→ **TASK BRIEF**: Without including any pictures, write out all the entries exactly.

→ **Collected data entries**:
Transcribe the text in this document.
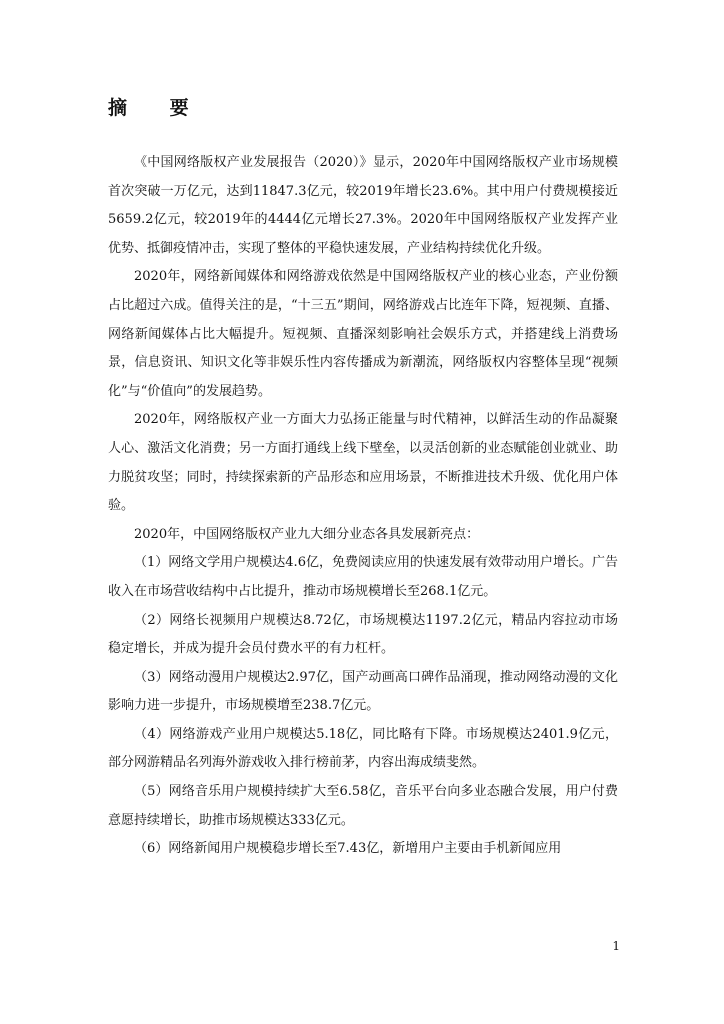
摘 要

《中国网络版权产业发展报告（2020）》显示，2020年中国网络版权产业市场规模首次突破一万亿元，达到11847.3亿元，较2019年增长23.6%。其中用户付费规模接近5659.2亿元，较2019年的4444亿元增长27.3%。2020年中国网络版权产业发挥产业优势、抵御疫情冲击，实现了整体的平稳快速发展，产业结构持续优化升级。

2020年，网络新闻媒体和网络游戏依然是中国网络版权产业的核心业态，产业份额占比超过六成。值得关注的是，“十三五”期间，网络游戏占比连年下降，短视频、直播、网络新闻媒体占比大幅提升。短视频、直播深刻影响社会娱乐方式，并搭建线上消费场景，信息资讯、知识文化等非娱乐性内容传播成为新潮流，网络版权内容整体呈现“视频化”与“价值向”的发展趋势。

2020年，网络版权产业一方面大力弘扬正能量与时代精神，以鲜活生动的作品凝聚人心、激活文化消费；另一方面打通线上线下壁垒，以灵活创新的业态赋能创业就业、助力脱贫攻坚；同时，持续探索新的产品形态和应用场景，不断推进技术升级、优化用户体验。

2020年，中国网络版权产业九大细分业态各具发展新亮点：

（1）网络文学用户规模达4.6亿，免费阅读应用的快速发展有效带动用户增长。广告收入在市场营收结构中占比提升，推动市场规模增长至268.1亿元。

（2）网络长视频用户规模达8.72亿，市场规模达1197.2亿元，精品内容拉动市场稳定增长，并成为提升会员付费水平的有力杠杆。

（3）网络动漫用户规模达2.97亿，国产动画高口碑作品涌现，推动网络动漫的文化影响力进一步提升，市场规模增至238.7亿元。

（4）网络游戏产业用户规模达5.18亿，同比略有下降。市场规模达2401.9亿元，部分网游精品名列海外游戏收入排行榜前茅，内容出海成绩斐然。

（5）网络音乐用户规模持续扩大至6.58亿，音乐平台向多业态融合发展，用户付费意愿持续增长，助推市场规模达333亿元。

（6）网络新闻用户规模稳步增长至7.43亿，新增用户主要由手机新闻应用

1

→ **PROBLEM SOLUTION**:
Transcribe the text in this document.
摘 要

《中国网络版权产业发展报告（2020）》显示，2020年中国网络版权产业市场规模首次突破一万亿元，达到11847.3亿元，较2019年增长23.6%。其中用户付费规模接近5659.2亿元，较2019年的4444亿元增长27.3%。2020年中国网络版权产业发挥产业优势、抵御疫情冲击，实现了整体的平稳快速发展，产业结构持续优化升级。

2020年，网络新闻媒体和网络游戏依然是中国网络版权产业的核心业态，产业份额占比超过六成。值得关注的是，“十三五”期间，网络游戏占比连年下降，短视频、直播、网络新闻媒体占比大幅提升。短视频、直播深刻影响社会娱乐方式，并搭建线上消费场景，信息资讯、知识文化等非娱乐性内容传播成为新潮流，网络版权内容整体呈现“视频化”与“价值向”的发展趋势。

2020年，网络版权产业一方面大力弘扬正能量与时代精神，以鲜活生动的作品凝聚人心、激活文化消费；另一方面打通线上线下壁垒，以灵活创新的业态赋能创业就业、助力脱贫攻坚；同时，持续探索新的产品形态和应用场景，不断推进技术升级、优化用户体验。

2020年，中国网络版权产业九大细分业态各具发展新亮点：

（1）网络文学用户规模达4.6亿，免费阅读应用的快速发展有效带动用户增长。广告收入在市场营收结构中占比提升，推动市场规模增长至268.1亿元。

（2）网络长视频用户规模达8.72亿，市场规模达1197.2亿元，精品内容拉动市场稳定增长，并成为提升会员付费水平的有力杠杆。

（3）网络动漫用户规模达2.97亿，国产动画高口碑作品涌现，推动网络动漫的文化影响力进一步提升，市场规模增至238.7亿元。

（4）网络游戏产业用户规模达5.18亿，同比略有下降。市场规模达2401.9亿元，部分网游精品名列海外游戏收入排行榜前茅，内容出海成绩斐然。

（5）网络音乐用户规模持续扩大至6.58亿，音乐平台向多业态融合发展，用户付费意愿持续增长，助推市场规模达333亿元。

（6）网络新闻用户规模稳步增长至7.43亿，新增用户主要由手机新闻应用

1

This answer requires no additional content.